Transcribe all of the records precisely as they are presented.

● ● ●

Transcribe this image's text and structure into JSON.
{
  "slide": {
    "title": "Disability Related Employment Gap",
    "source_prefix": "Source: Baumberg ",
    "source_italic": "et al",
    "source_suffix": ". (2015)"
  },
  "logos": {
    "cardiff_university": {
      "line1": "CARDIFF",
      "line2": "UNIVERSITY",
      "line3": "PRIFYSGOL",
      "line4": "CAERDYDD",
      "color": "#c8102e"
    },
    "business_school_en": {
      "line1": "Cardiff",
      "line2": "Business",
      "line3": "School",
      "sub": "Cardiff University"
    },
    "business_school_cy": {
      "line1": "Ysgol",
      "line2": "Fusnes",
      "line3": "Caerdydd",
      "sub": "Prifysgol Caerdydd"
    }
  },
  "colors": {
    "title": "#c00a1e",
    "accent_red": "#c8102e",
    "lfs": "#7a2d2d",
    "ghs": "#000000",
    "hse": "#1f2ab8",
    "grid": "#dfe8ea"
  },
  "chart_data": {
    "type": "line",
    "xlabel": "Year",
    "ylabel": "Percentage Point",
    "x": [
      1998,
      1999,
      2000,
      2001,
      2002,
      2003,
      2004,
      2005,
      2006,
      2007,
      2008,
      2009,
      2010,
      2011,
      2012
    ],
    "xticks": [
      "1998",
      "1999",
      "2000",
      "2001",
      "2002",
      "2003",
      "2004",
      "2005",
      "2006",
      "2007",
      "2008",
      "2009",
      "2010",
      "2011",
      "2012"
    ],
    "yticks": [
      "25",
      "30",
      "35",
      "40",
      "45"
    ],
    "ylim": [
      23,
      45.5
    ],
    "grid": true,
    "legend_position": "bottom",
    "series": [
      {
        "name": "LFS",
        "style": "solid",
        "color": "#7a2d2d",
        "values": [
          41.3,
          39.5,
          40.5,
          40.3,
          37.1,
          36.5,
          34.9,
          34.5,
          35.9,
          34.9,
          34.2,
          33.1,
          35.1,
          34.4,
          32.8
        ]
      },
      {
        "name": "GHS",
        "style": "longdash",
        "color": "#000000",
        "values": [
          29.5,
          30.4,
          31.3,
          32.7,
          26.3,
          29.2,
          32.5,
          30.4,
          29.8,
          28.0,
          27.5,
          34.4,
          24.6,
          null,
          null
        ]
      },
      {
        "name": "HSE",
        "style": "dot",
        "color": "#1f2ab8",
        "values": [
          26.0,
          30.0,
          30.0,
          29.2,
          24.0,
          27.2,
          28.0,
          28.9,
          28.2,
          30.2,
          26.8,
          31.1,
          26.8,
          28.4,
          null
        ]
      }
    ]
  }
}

● ● ●

* Answer to the task *
Transcribe this image's text and structure into JSON.
{
  "slide": {
    "title": "Disability Related Employment Gap",
    "source_prefix": "Source: Baumberg ",
    "source_italic": "et al",
    "source_suffix": ". (2015)"
  },
  "logos": {
    "cardiff_university": {
      "line1": "CARDIFF",
      "line2": "UNIVERSITY",
      "line3": "PRIFYSGOL",
      "line4": "CAERDYDD",
      "color": "#c8102e"
    },
    "business_school_en": {
      "line1": "Cardiff",
      "line2": "Business",
      "line3": "School",
      "sub": "Cardiff University"
    },
    "business_school_cy": {
      "line1": "Ysgol",
      "line2": "Fusnes",
      "line3": "Caerdydd",
      "sub": "Prifysgol Caerdydd"
    }
  },
  "colors": {
    "title": "#c00a1e",
    "accent_red": "#c8102e",
    "lfs": "#7a2d2d",
    "ghs": "#000000",
    "hse": "#1f2ab8",
    "grid": "#dfe8ea"
  },
  "chart_data": {
    "type": "line",
    "xlabel": "Year",
    "ylabel": "Percentage Point",
    "x": [
      1998,
      1999,
      2000,
      2001,
      2002,
      2003,
      2004,
      2005,
      2006,
      2007,
      2008,
      2009,
      2010,
      2011,
      2012
    ],
    "xticks": [
      "1998",
      "1999",
      "2000",
      "2001",
      "2002",
      "2003",
      "2004",
      "2005",
      "2006",
      "2007",
      "2008",
      "2009",
      "2010",
      "2011",
      "2012"
    ],
    "yticks": [
      "25",
      "30",
      "35",
      "40",
      "45"
    ],
    "ylim": [
      23,
      45.5
    ],
    "grid": true,
    "legend_position": "bottom",
    "series": [
      {
        "name": "LFS",
        "style": "solid",
        "color": "#7a2d2d",
        "values": [
          41.3,
          39.5,
          40.5,
          40.3,
          37.1,
          36.5,
          34.9,
          34.5,
          35.9,
          34.9,
          34.2,
          33.1,
          35.1,
          34.4,
          32.8
        ]
      },
      {
        "name": "GHS",
        "style": "longdash",
        "color": "#000000",
        "values": [
          29.5,
          30.4,
          31.3,
          32.7,
          26.3,
          29.2,
          32.5,
          30.4,
          29.8,
          28.0,
          27.5,
          34.4,
          24.6,
          null,
          null
        ]
      },
      {
        "name": "HSE",
        "style": "dot",
        "color": "#1f2ab8",
        "values": [
          26.0,
          30.0,
          30.0,
          29.2,
          24.0,
          27.2,
          28.0,
          28.9,
          28.2,
          30.2,
          26.8,
          31.1,
          26.8,
          28.4,
          null
        ]
      }
    ]
  }
}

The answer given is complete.